Instructions to follow :: All lines in the data bearing the string "triangle" should be identified and copied.

Data records ::
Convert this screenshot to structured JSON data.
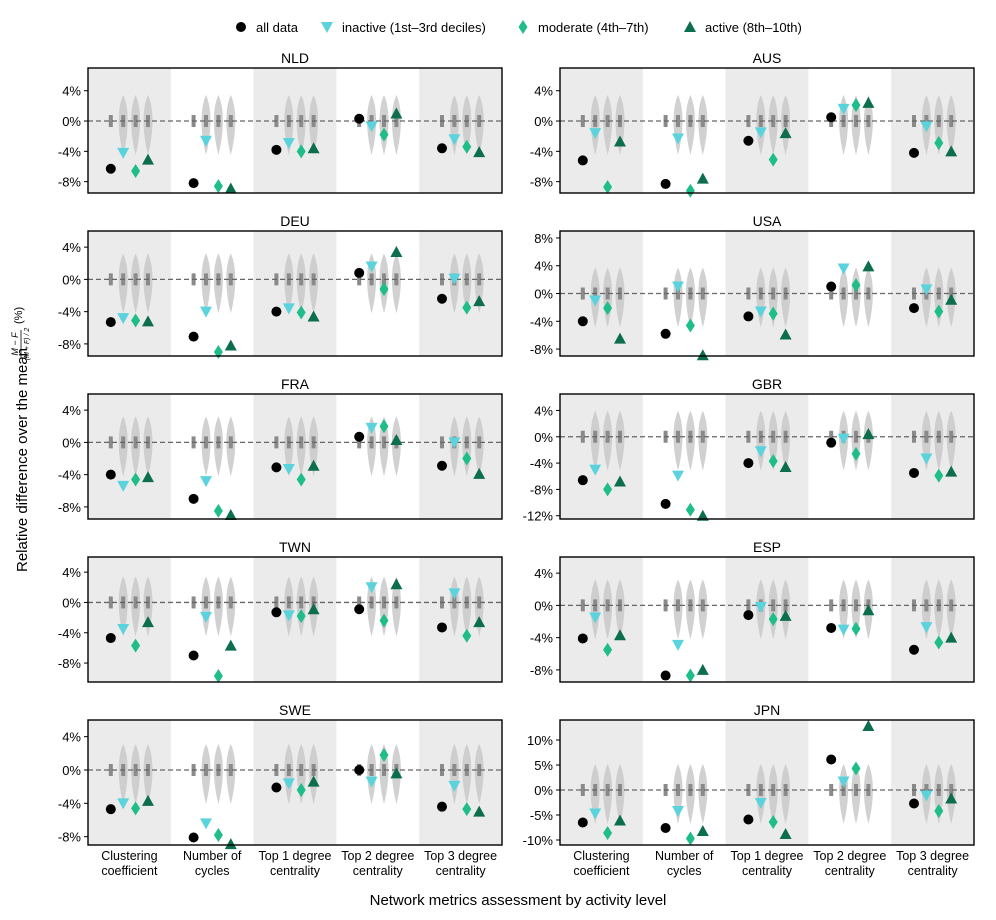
{
  "chart_data": {
    "type": "scatter",
    "xlabel": "Network metrics assessment by activity level",
    "ylabel": "Relative difference over the mean",
    "ylabel_formula": "M − F",
    "ylabel_formula_den": "(M + F) / 2",
    "ylabel_unit": "(%)",
    "categories": [
      "Clustering coefficient",
      "Number of cycles",
      "Top 1 degree centrality",
      "Top 2 degree centrality",
      "Top 3 degree centrality"
    ],
    "category_lines": [
      [
        "Clustering",
        "coefficient"
      ],
      [
        "Number of",
        "cycles"
      ],
      [
        "Top 1 degree",
        "centrality"
      ],
      [
        "Top 2 degree",
        "centrality"
      ],
      [
        "Top 3 degree",
        "centrality"
      ]
    ],
    "legend": [
      {
        "key": "all",
        "label": "all data",
        "marker": "circle",
        "color": "#000000"
      },
      {
        "key": "inactive",
        "label": "inactive (1st–3rd deciles)",
        "marker": "triangle-down",
        "color": "#5bd3dc"
      },
      {
        "key": "moderate",
        "label": "moderate (4th–7th)",
        "marker": "diamond",
        "color": "#1fbd8a"
      },
      {
        "key": "active",
        "label": "active (8th–10th)",
        "marker": "triangle-up",
        "color": "#0d6e4c"
      }
    ],
    "panels": [
      {
        "country": "NLD",
        "ylim": [
          -9.5,
          7
        ],
        "yticks": [
          4,
          0,
          -4,
          -8
        ],
        "tick_suffix": "%",
        "series": {
          "all": [
            -6.3,
            -8.2,
            -3.8,
            0.3,
            -3.6
          ],
          "inactive": [
            -4.2,
            -2.6,
            -2.9,
            -0.7,
            -2.4
          ],
          "moderate": [
            -6.6,
            -8.6,
            -4.0,
            -1.8,
            -3.4
          ],
          "active": [
            -5.1,
            -8.9,
            -3.6,
            1.0,
            -4.1
          ]
        }
      },
      {
        "country": "AUS",
        "ylim": [
          -9.5,
          7
        ],
        "yticks": [
          4,
          0,
          -4,
          -8
        ],
        "tick_suffix": "%",
        "series": {
          "all": [
            -5.2,
            -8.3,
            -2.6,
            0.5,
            -4.2
          ],
          "inactive": [
            -1.6,
            -2.3,
            -1.5,
            1.6,
            -0.7
          ],
          "moderate": [
            -8.7,
            -9.2,
            -5.1,
            2.1,
            -2.9
          ],
          "active": [
            -2.7,
            -7.6,
            -1.6,
            2.4,
            -4.0
          ]
        }
      },
      {
        "country": "DEU",
        "ylim": [
          -9.5,
          6
        ],
        "yticks": [
          4,
          0,
          -4,
          -8
        ],
        "tick_suffix": "%",
        "series": {
          "all": [
            -5.3,
            -7.1,
            -4.0,
            0.8,
            -2.4
          ],
          "inactive": [
            -4.8,
            -4.0,
            -3.6,
            1.6,
            0.1
          ],
          "moderate": [
            -5.1,
            -9.0,
            -4.1,
            -1.2,
            -3.5
          ],
          "active": [
            -5.2,
            -8.2,
            -4.6,
            3.4,
            -2.7
          ]
        }
      },
      {
        "country": "USA",
        "ylim": [
          -9,
          9
        ],
        "yticks": [
          8,
          4,
          0,
          -4,
          -8
        ],
        "tick_suffix": "%",
        "series": {
          "all": [
            -4.0,
            -5.8,
            -3.3,
            1.0,
            -2.1
          ],
          "inactive": [
            -1.0,
            1.0,
            -2.6,
            3.6,
            0.6
          ],
          "moderate": [
            -2.1,
            -4.6,
            -2.9,
            1.2,
            -2.6
          ],
          "active": [
            -6.5,
            -8.9,
            -5.9,
            3.9,
            -0.9
          ]
        }
      },
      {
        "country": "FRA",
        "ylim": [
          -9.5,
          6
        ],
        "yticks": [
          4,
          0,
          -4,
          -8
        ],
        "tick_suffix": "%",
        "series": {
          "all": [
            -4.0,
            -7.0,
            -3.1,
            0.7,
            -2.9
          ],
          "inactive": [
            -5.4,
            -4.8,
            -3.3,
            1.8,
            0.0
          ],
          "moderate": [
            -4.6,
            -8.5,
            -4.6,
            2.0,
            -2.0
          ],
          "active": [
            -4.3,
            -9.0,
            -2.9,
            0.3,
            -3.9
          ]
        }
      },
      {
        "country": "GBR",
        "ylim": [
          -12.5,
          6.5
        ],
        "yticks": [
          4,
          0,
          -4,
          -8,
          -12
        ],
        "tick_suffix": "%",
        "series": {
          "all": [
            -6.6,
            -10.2,
            -4.0,
            -0.9,
            -5.5
          ],
          "inactive": [
            -5.0,
            -5.9,
            -2.2,
            -0.3,
            -3.3
          ],
          "moderate": [
            -8.0,
            -11.1,
            -3.7,
            -2.6,
            -5.9
          ],
          "active": [
            -6.8,
            -12.0,
            -4.6,
            0.4,
            -5.3
          ]
        }
      },
      {
        "country": "TWN",
        "ylim": [
          -10.5,
          6
        ],
        "yticks": [
          4,
          0,
          -4,
          -8
        ],
        "tick_suffix": "%",
        "series": {
          "all": [
            -4.7,
            -7.0,
            -1.3,
            -0.9,
            -3.3
          ],
          "inactive": [
            -3.5,
            -1.9,
            -1.7,
            2.0,
            1.2
          ],
          "moderate": [
            -5.7,
            -9.7,
            -1.8,
            -2.4,
            -4.4
          ],
          "active": [
            -2.6,
            -5.7,
            -0.9,
            2.4,
            -2.6
          ]
        }
      },
      {
        "country": "ESP",
        "ylim": [
          -9.5,
          6
        ],
        "yticks": [
          4,
          0,
          -4,
          -8
        ],
        "tick_suffix": "%",
        "series": {
          "all": [
            -4.1,
            -8.7,
            -1.2,
            -2.8,
            -5.5
          ],
          "inactive": [
            -1.5,
            -4.9,
            -0.2,
            -3.0,
            -2.7
          ],
          "moderate": [
            -5.5,
            -8.7,
            -1.7,
            -2.9,
            -4.6
          ],
          "active": [
            -3.7,
            -8.0,
            -1.3,
            -0.6,
            -4.0
          ]
        }
      },
      {
        "country": "SWE",
        "ylim": [
          -9,
          6
        ],
        "yticks": [
          4,
          0,
          -4,
          -8
        ],
        "tick_suffix": "%",
        "series": {
          "all": [
            -4.7,
            -8.1,
            -2.1,
            0.0,
            -4.4
          ],
          "inactive": [
            -4.0,
            -6.4,
            -1.6,
            -1.4,
            -1.9
          ],
          "moderate": [
            -4.6,
            -7.8,
            -2.4,
            1.8,
            -4.7
          ],
          "active": [
            -3.7,
            -8.9,
            -1.4,
            -0.4,
            -5.0
          ]
        }
      },
      {
        "country": "JPN",
        "ylim": [
          -11,
          14
        ],
        "yticks": [
          10,
          5,
          0,
          -5,
          -10
        ],
        "tick_suffix": "%",
        "series": {
          "all": [
            -6.5,
            -7.6,
            -5.9,
            6.1,
            -2.7
          ],
          "inactive": [
            -4.7,
            -4.2,
            -2.6,
            1.7,
            -1.1
          ],
          "moderate": [
            -8.6,
            -9.7,
            -6.4,
            4.3,
            -4.2
          ],
          "active": [
            -6.1,
            -8.2,
            -8.8,
            12.8,
            -1.7
          ]
        }
      }
    ]
  }
}
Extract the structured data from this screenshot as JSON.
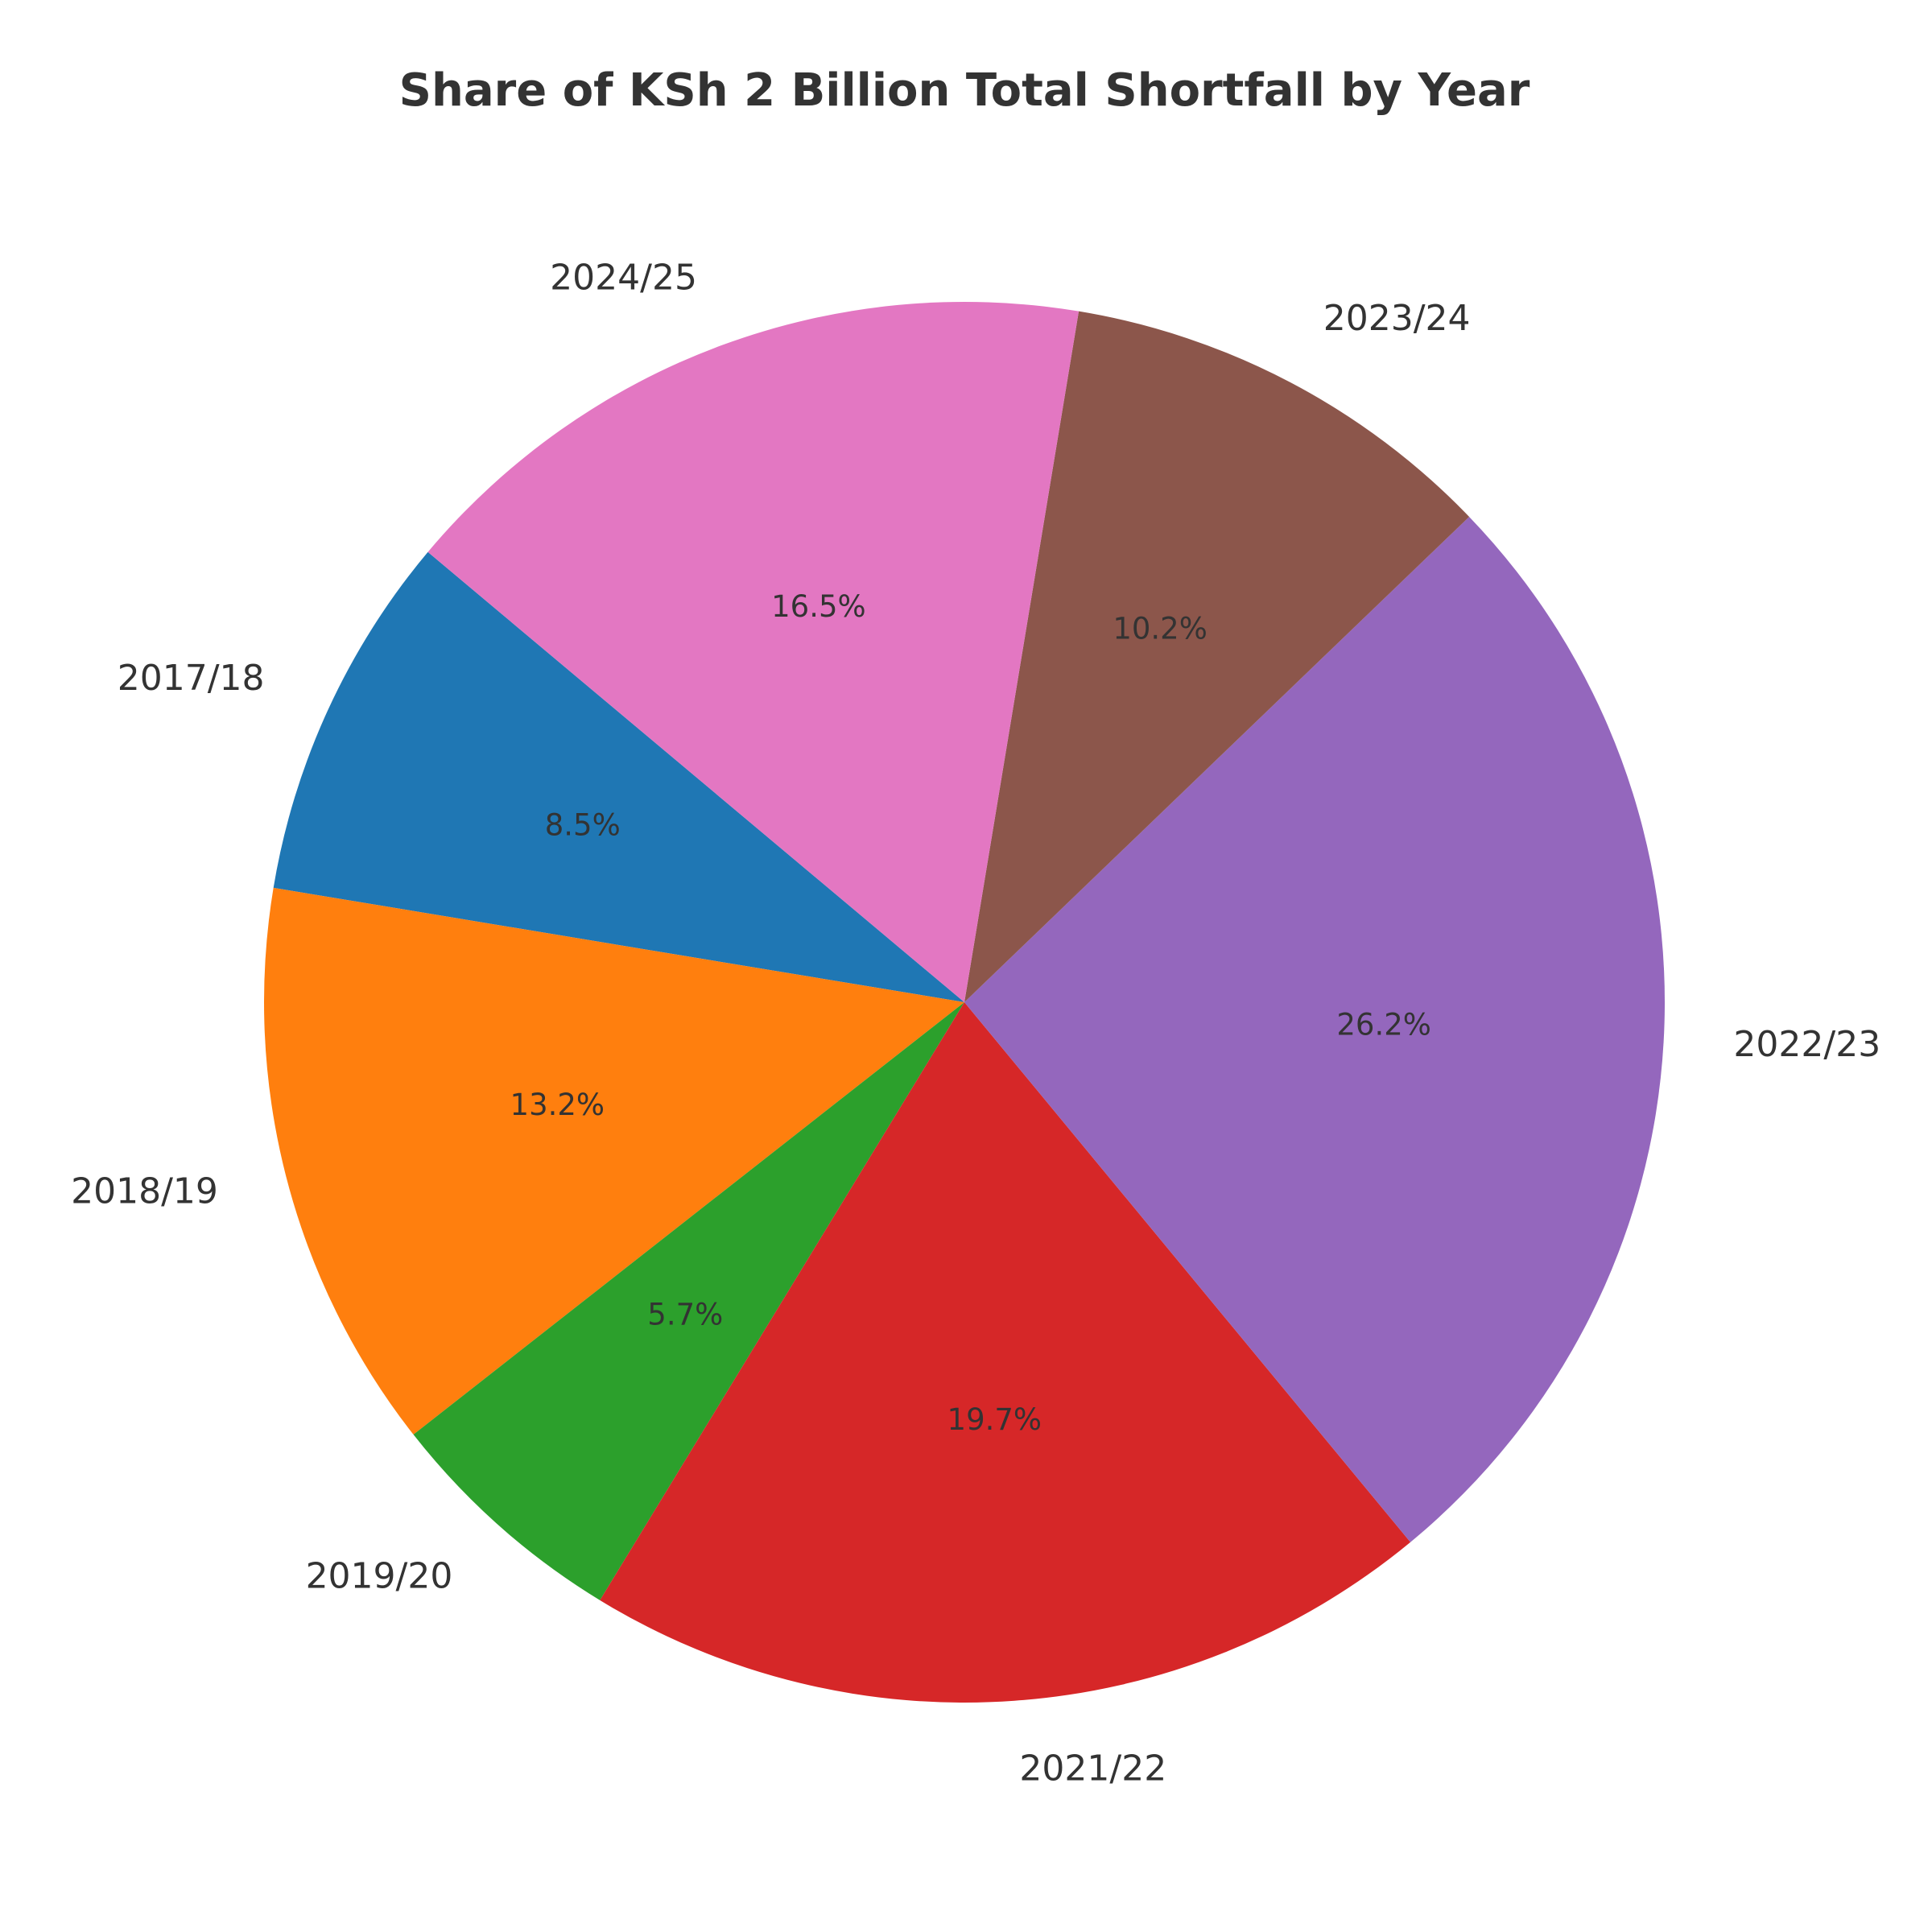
{
  "chart_data": {
    "type": "pie",
    "title": "Share of KSh 2 Billion Total Shortfall by Year",
    "categories": [
      "2017/18",
      "2018/19",
      "2019/20",
      "2021/22",
      "2022/23",
      "2023/24",
      "2024/25"
    ],
    "values": [
      8.5,
      13.2,
      5.7,
      19.7,
      26.2,
      10.2,
      16.5
    ],
    "value_labels": [
      "8.5%",
      "13.2%",
      "5.7%",
      "19.7%",
      "26.2%",
      "10.2%",
      "16.5%"
    ],
    "colors": [
      "#1f77b4",
      "#ff7f0e",
      "#2ca02c",
      "#d62728",
      "#9467bd",
      "#8c564b",
      "#e377c2"
    ],
    "start_angle": 140
  }
}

The output ::
        "marker": "triangle-down",
        "marker": "triangle-up",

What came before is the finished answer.